▸ Dataset records on visual material
■ ■ ■ ■ ■ ■ ■
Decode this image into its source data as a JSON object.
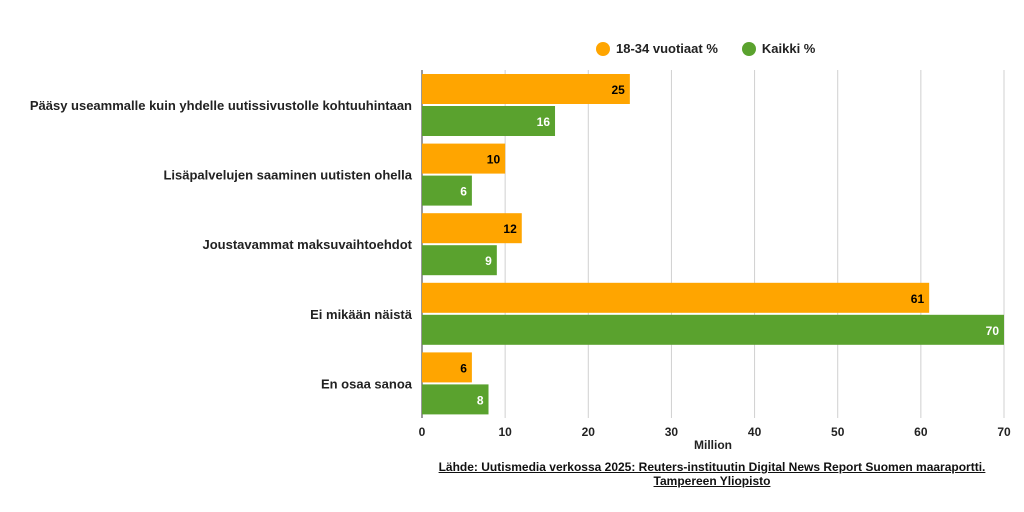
{
  "chart_data": {
    "type": "bar",
    "orientation": "horizontal",
    "categories": [
      "Pääsy useammalle kuin yhdelle uutissivustolle kohtuuhintaan",
      "Lisäpalvelujen saaminen uutisten ohella",
      "Joustavammat maksuvaihtoehdot",
      "Ei mikään näistä",
      "En osaa sanoa"
    ],
    "series": [
      {
        "name": "18-34 vuotiaat %",
        "color": "#FFA500",
        "label_color": "#000000",
        "values": [
          25,
          10,
          12,
          61,
          6
        ]
      },
      {
        "name": "Kaikki %",
        "color": "#5AA22E",
        "label_color": "#ffffff",
        "values": [
          16,
          6,
          9,
          70,
          8
        ]
      }
    ],
    "xlabel": "Million",
    "xlim": [
      0,
      70
    ],
    "xticks": [
      0,
      10,
      20,
      30,
      40,
      50,
      60,
      70
    ],
    "grid": true,
    "legend_position": "top-right"
  },
  "source": {
    "line1": "Lähde: Uutismedia verkossa 2025: Reuters-instituutin Digital News Report Suomen maaraportti.",
    "line2": "Tampereen Yliopisto"
  }
}
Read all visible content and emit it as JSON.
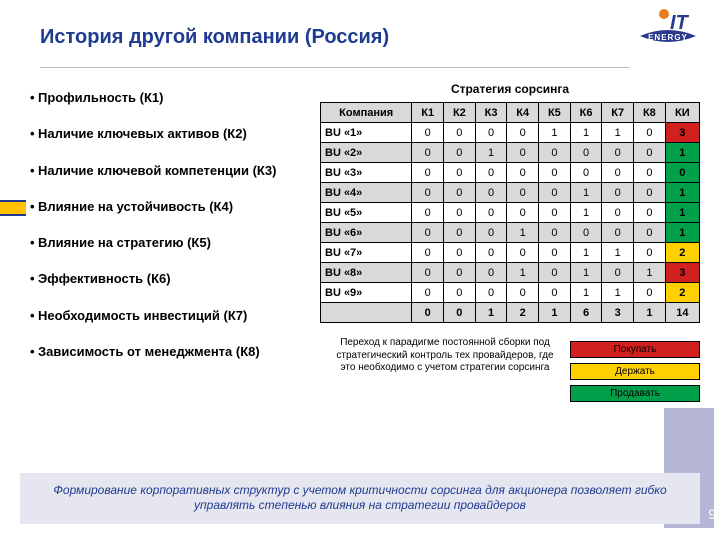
{
  "title": "История другой компании (Россия)",
  "logo": {
    "top_text": "IT",
    "bottom_text": "ENERGY",
    "dot_color": "#e87b1c",
    "main_color": "#2a3a8f"
  },
  "criteria": [
    "Профильность (К1)",
    "Наличие ключевых активов (К2)",
    "Наличие ключевой компетенции (К3)",
    " Влияние на устойчивость (К4)",
    " Влияние на стратегию (К5)",
    "Эффективность (К6)",
    " Необходимость инвестиций (К7)",
    "Зависимость от менеджмента (К8)"
  ],
  "table_title": "Стратегия сорсинга",
  "columns": [
    "Компания",
    "К1",
    "К2",
    "К3",
    "К4",
    "К5",
    "К6",
    "К7",
    "К8",
    "КИ"
  ],
  "rows": [
    {
      "name": "BU «1»",
      "v": [
        0,
        0,
        0,
        0,
        1,
        1,
        1,
        0
      ],
      "ki": 3,
      "ki_color": "#d02020",
      "alt": false
    },
    {
      "name": "BU «2»",
      "v": [
        0,
        0,
        1,
        0,
        0,
        0,
        0,
        0
      ],
      "ki": 1,
      "ki_color": "#00a04a",
      "alt": true
    },
    {
      "name": "BU «3»",
      "v": [
        0,
        0,
        0,
        0,
        0,
        0,
        0,
        0
      ],
      "ki": 0,
      "ki_color": "#00a04a",
      "alt": false
    },
    {
      "name": "BU «4»",
      "v": [
        0,
        0,
        0,
        0,
        0,
        1,
        0,
        0
      ],
      "ki": 1,
      "ki_color": "#00a04a",
      "alt": true
    },
    {
      "name": "BU «5»",
      "v": [
        0,
        0,
        0,
        0,
        0,
        1,
        0,
        0
      ],
      "ki": 1,
      "ki_color": "#00a04a",
      "alt": false
    },
    {
      "name": "BU «6»",
      "v": [
        0,
        0,
        0,
        1,
        0,
        0,
        0,
        0
      ],
      "ki": 1,
      "ki_color": "#00a04a",
      "alt": true
    },
    {
      "name": "BU «7»",
      "v": [
        0,
        0,
        0,
        0,
        0,
        1,
        1,
        0
      ],
      "ki": 2,
      "ki_color": "#ffd000",
      "alt": false
    },
    {
      "name": "BU «8»",
      "v": [
        0,
        0,
        0,
        1,
        0,
        1,
        0,
        1
      ],
      "ki": 3,
      "ki_color": "#d02020",
      "alt": true
    },
    {
      "name": "BU «9»",
      "v": [
        0,
        0,
        0,
        0,
        0,
        1,
        1,
        0
      ],
      "ki": 2,
      "ki_color": "#ffd000",
      "alt": false
    }
  ],
  "totals": {
    "v": [
      0,
      0,
      1,
      2,
      1,
      6,
      3,
      1
    ],
    "ki": 14
  },
  "under_text": "Переход к парадигме постоянной сборки под стратегический контроль тех провайдеров, где это необходимо с учетом стратегии сорсинга",
  "legend": [
    {
      "label": "Покупать",
      "color": "#d02020"
    },
    {
      "label": "Держать",
      "color": "#ffd000"
    },
    {
      "label": "Продавать",
      "color": "#00a04a"
    }
  ],
  "footer": "Формирование корпоративных структур с учетом критичности сорсинга для акционера позволяет гибко управлять степенью влияния на стратегии провайдеров",
  "page_number": "9"
}
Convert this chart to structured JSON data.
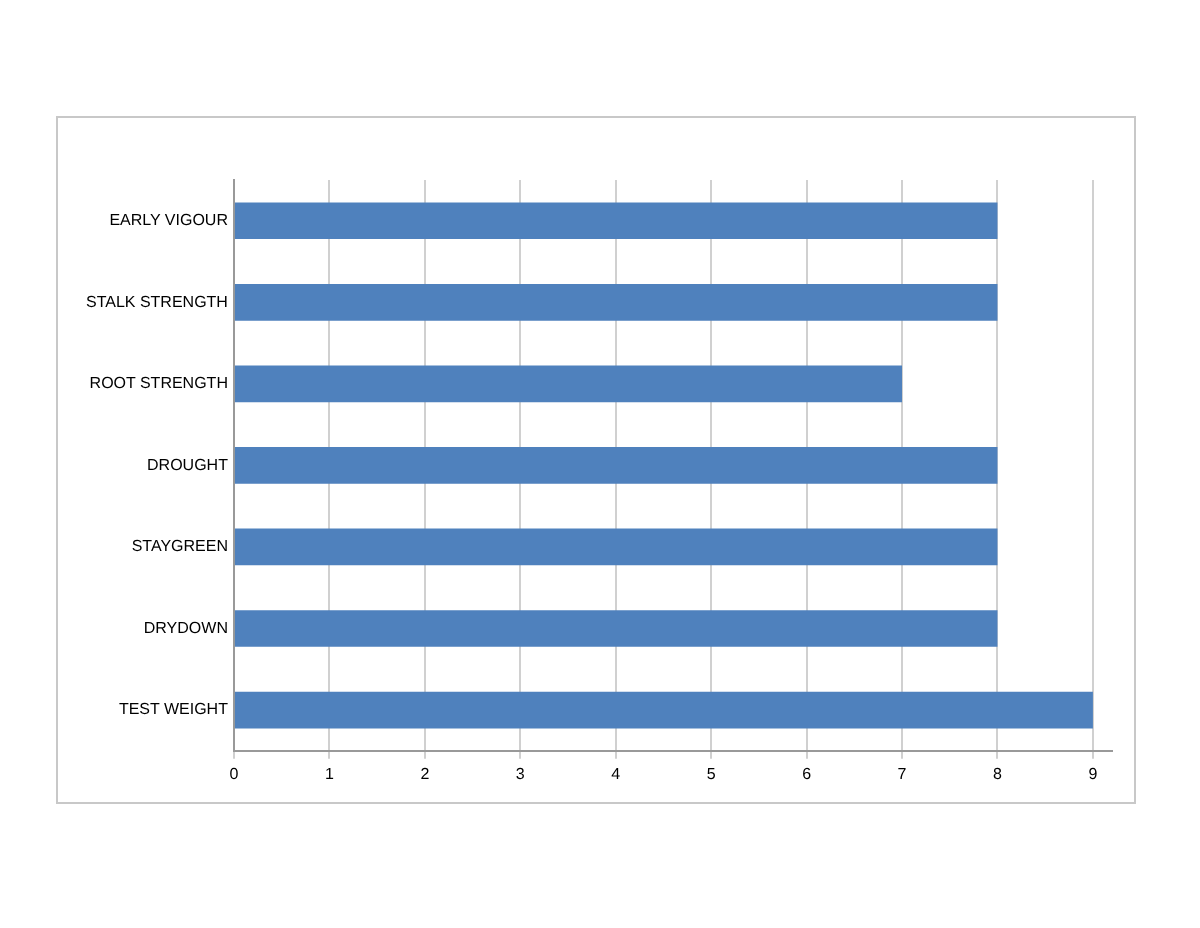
{
  "chart_data": {
    "type": "bar",
    "orientation": "horizontal",
    "categories": [
      "EARLY VIGOUR",
      "STALK STRENGTH",
      "ROOT STRENGTH",
      "DROUGHT",
      "STAYGREEN",
      "DRYDOWN",
      "TEST WEIGHT"
    ],
    "values": [
      8,
      8,
      7,
      8,
      8,
      8,
      9
    ],
    "color": "#4f81bd",
    "xlim": [
      0,
      9.2
    ],
    "xticks": [
      0,
      1,
      2,
      3,
      4,
      5,
      6,
      7,
      8,
      9
    ],
    "grid": "x",
    "legend": false
  }
}
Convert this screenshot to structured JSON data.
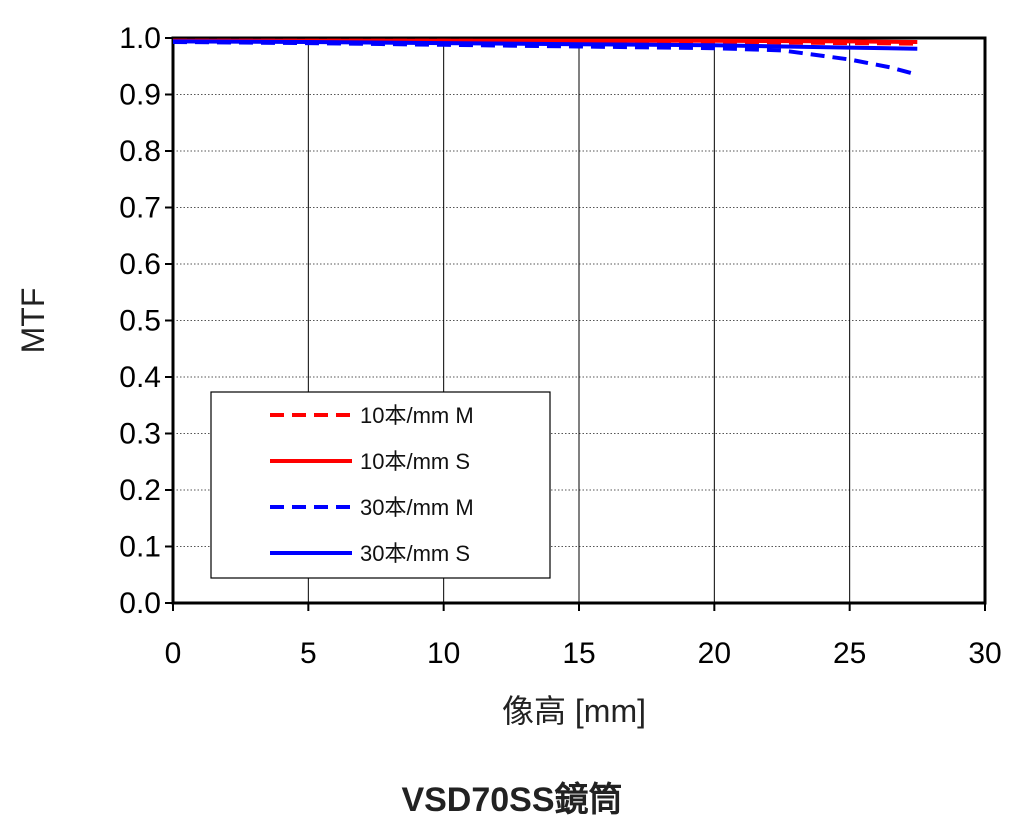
{
  "caption": "VSD70SS鏡筒",
  "chart_data": {
    "type": "line",
    "xlabel": "像高 [mm]",
    "ylabel": "MTF",
    "xlim": [
      0,
      30
    ],
    "ylim": [
      0.0,
      1.0
    ],
    "xticks": [
      "0",
      "5",
      "10",
      "15",
      "20",
      "25",
      "30"
    ],
    "yticks": [
      "0.0",
      "0.1",
      "0.2",
      "0.3",
      "0.4",
      "0.5",
      "0.6",
      "0.7",
      "0.8",
      "0.9",
      "1.0"
    ],
    "grid": {
      "x": "solid",
      "y": "dotted"
    },
    "legend_position": "lower-left",
    "series": [
      {
        "name": "10本/mm M",
        "color": "#ff0000",
        "dash": "dashed",
        "x": [
          0,
          5,
          10,
          15,
          20,
          25,
          27.5
        ],
        "y": [
          0.995,
          0.995,
          0.995,
          0.994,
          0.993,
          0.991,
          0.99
        ]
      },
      {
        "name": "10本/mm S",
        "color": "#ff0000",
        "dash": "solid",
        "x": [
          0,
          5,
          10,
          15,
          20,
          25,
          27.5
        ],
        "y": [
          0.995,
          0.995,
          0.995,
          0.995,
          0.995,
          0.994,
          0.993
        ]
      },
      {
        "name": "30本/mm M",
        "color": "#0000ff",
        "dash": "dashed",
        "x": [
          0,
          5,
          10,
          15,
          20,
          22.5,
          25,
          26.5,
          27.5
        ],
        "y": [
          0.993,
          0.991,
          0.988,
          0.985,
          0.982,
          0.978,
          0.962,
          0.948,
          0.935
        ]
      },
      {
        "name": "30本/mm S",
        "color": "#0000ff",
        "dash": "solid",
        "x": [
          0,
          5,
          10,
          15,
          20,
          25,
          27.5
        ],
        "y": [
          0.994,
          0.993,
          0.991,
          0.989,
          0.987,
          0.983,
          0.981
        ]
      }
    ]
  }
}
■ ■ ■ ■ ■ ■ ■
▸ TO DO
Will you restate every entry word for word and omit the images?

▸ WRITTEN REPLY
Decode this image into its source data as a JSON object.
{
  "chart_data": {
    "type": "bar",
    "orientation": "horizontal",
    "categories": [
      "Pääsy useammalle kuin yhdelle uutissivustolle kohtuuhintaan",
      "Lisäpalvelujen saaminen uutisten ohella",
      "Joustavammat maksuvaihtoehdot",
      "Ei mikään näistä",
      "En osaa sanoa"
    ],
    "series": [
      {
        "name": "18-34 vuotiaat %",
        "color": "#FFA500",
        "label_color": "#000000",
        "values": [
          25,
          10,
          12,
          61,
          6
        ]
      },
      {
        "name": "Kaikki %",
        "color": "#5AA22E",
        "label_color": "#ffffff",
        "values": [
          16,
          6,
          9,
          70,
          8
        ]
      }
    ],
    "xlabel": "Million",
    "xlim": [
      0,
      70
    ],
    "xticks": [
      0,
      10,
      20,
      30,
      40,
      50,
      60,
      70
    ],
    "grid": true,
    "legend_position": "top-right"
  },
  "source": {
    "line1": "Lähde: Uutismedia verkossa 2025: Reuters-instituutin Digital News Report Suomen maaraportti.",
    "line2": "Tampereen Yliopisto"
  }
}
Read all visible content and emit it as JSON.
{
  "title": "История другой компании (Россия)",
  "logo": {
    "top_text": "IT",
    "bottom_text": "ENERGY",
    "dot_color": "#e87b1c",
    "main_color": "#2a3a8f"
  },
  "criteria": [
    "Профильность (К1)",
    "Наличие ключевых активов (К2)",
    "Наличие ключевой компетенции (К3)",
    " Влияние на устойчивость (К4)",
    " Влияние на стратегию (К5)",
    "Эффективность (К6)",
    " Необходимость инвестиций (К7)",
    "Зависимость от менеджмента (К8)"
  ],
  "table_title": "Стратегия сорсинга",
  "columns": [
    "Компания",
    "К1",
    "К2",
    "К3",
    "К4",
    "К5",
    "К6",
    "К7",
    "К8",
    "КИ"
  ],
  "rows": [
    {
      "name": "BU «1»",
      "v": [
        0,
        0,
        0,
        0,
        1,
        1,
        1,
        0
      ],
      "ki": 3,
      "ki_color": "#d02020",
      "alt": false
    },
    {
      "name": "BU «2»",
      "v": [
        0,
        0,
        1,
        0,
        0,
        0,
        0,
        0
      ],
      "ki": 1,
      "ki_color": "#00a04a",
      "alt": true
    },
    {
      "name": "BU «3»",
      "v": [
        0,
        0,
        0,
        0,
        0,
        0,
        0,
        0
      ],
      "ki": 0,
      "ki_color": "#00a04a",
      "alt": false
    },
    {
      "name": "BU «4»",
      "v": [
        0,
        0,
        0,
        0,
        0,
        1,
        0,
        0
      ],
      "ki": 1,
      "ki_color": "#00a04a",
      "alt": true
    },
    {
      "name": "BU «5»",
      "v": [
        0,
        0,
        0,
        0,
        0,
        1,
        0,
        0
      ],
      "ki": 1,
      "ki_color": "#00a04a",
      "alt": false
    },
    {
      "name": "BU «6»",
      "v": [
        0,
        0,
        0,
        1,
        0,
        0,
        0,
        0
      ],
      "ki": 1,
      "ki_color": "#00a04a",
      "alt": true
    },
    {
      "name": "BU «7»",
      "v": [
        0,
        0,
        0,
        0,
        0,
        1,
        1,
        0
      ],
      "ki": 2,
      "ki_color": "#ffd000",
      "alt": false
    },
    {
      "name": "BU «8»",
      "v": [
        0,
        0,
        0,
        1,
        0,
        1,
        0,
        1
      ],
      "ki": 3,
      "ki_color": "#d02020",
      "alt": true
    },
    {
      "name": "BU «9»",
      "v": [
        0,
        0,
        0,
        0,
        0,
        1,
        1,
        0
      ],
      "ki": 2,
      "ki_color": "#ffd000",
      "alt": false
    }
  ],
  "totals": {
    "v": [
      0,
      0,
      1,
      2,
      1,
      6,
      3,
      1
    ],
    "ki": 14
  },
  "under_text": "Переход к парадигме постоянной сборки под стратегический контроль тех провайдеров, где это необходимо с учетом стратегии сорсинга",
  "legend": [
    {
      "label": "Покупать",
      "color": "#d02020"
    },
    {
      "label": "Держать",
      "color": "#ffd000"
    },
    {
      "label": "Продавать",
      "color": "#00a04a"
    }
  ],
  "footer": "Формирование корпоративных структур с учетом критичности сорсинга для акционера позволяет гибко управлять степенью влияния на стратегии провайдеров",
  "page_number": "9"
}
Convert this chart to structured JSON data.
{
  "chart_data": {
    "type": "bar",
    "orientation": "horizontal",
    "categories": [
      "EARLY VIGOUR",
      "STALK STRENGTH",
      "ROOT STRENGTH",
      "DROUGHT",
      "STAYGREEN",
      "DRYDOWN",
      "TEST WEIGHT"
    ],
    "values": [
      8,
      8,
      7,
      8,
      8,
      8,
      9
    ],
    "color": "#4f81bd",
    "xlim": [
      0,
      9.2
    ],
    "xticks": [
      0,
      1,
      2,
      3,
      4,
      5,
      6,
      7,
      8,
      9
    ],
    "grid": "x",
    "legend": false
  }
}
Convert this screenshot to structured JSON data.
{
  "caption": "VSD70SS鏡筒",
  "chart_data": {
    "type": "line",
    "xlabel": "像高 [mm]",
    "ylabel": "MTF",
    "xlim": [
      0,
      30
    ],
    "ylim": [
      0.0,
      1.0
    ],
    "xticks": [
      "0",
      "5",
      "10",
      "15",
      "20",
      "25",
      "30"
    ],
    "yticks": [
      "0.0",
      "0.1",
      "0.2",
      "0.3",
      "0.4",
      "0.5",
      "0.6",
      "0.7",
      "0.8",
      "0.9",
      "1.0"
    ],
    "grid": {
      "x": "solid",
      "y": "dotted"
    },
    "legend_position": "lower-left",
    "series": [
      {
        "name": "10本/mm M",
        "color": "#ff0000",
        "dash": "dashed",
        "x": [
          0,
          5,
          10,
          15,
          20,
          25,
          27.5
        ],
        "y": [
          0.995,
          0.995,
          0.995,
          0.994,
          0.993,
          0.991,
          0.99
        ]
      },
      {
        "name": "10本/mm S",
        "color": "#ff0000",
        "dash": "solid",
        "x": [
          0,
          5,
          10,
          15,
          20,
          25,
          27.5
        ],
        "y": [
          0.995,
          0.995,
          0.995,
          0.995,
          0.995,
          0.994,
          0.993
        ]
      },
      {
        "name": "30本/mm M",
        "color": "#0000ff",
        "dash": "dashed",
        "x": [
          0,
          5,
          10,
          15,
          20,
          22.5,
          25,
          26.5,
          27.5
        ],
        "y": [
          0.993,
          0.991,
          0.988,
          0.985,
          0.982,
          0.978,
          0.962,
          0.948,
          0.935
        ]
      },
      {
        "name": "30本/mm S",
        "color": "#0000ff",
        "dash": "solid",
        "x": [
          0,
          5,
          10,
          15,
          20,
          25,
          27.5
        ],
        "y": [
          0.994,
          0.993,
          0.991,
          0.989,
          0.987,
          0.983,
          0.981
        ]
      }
    ]
  }
}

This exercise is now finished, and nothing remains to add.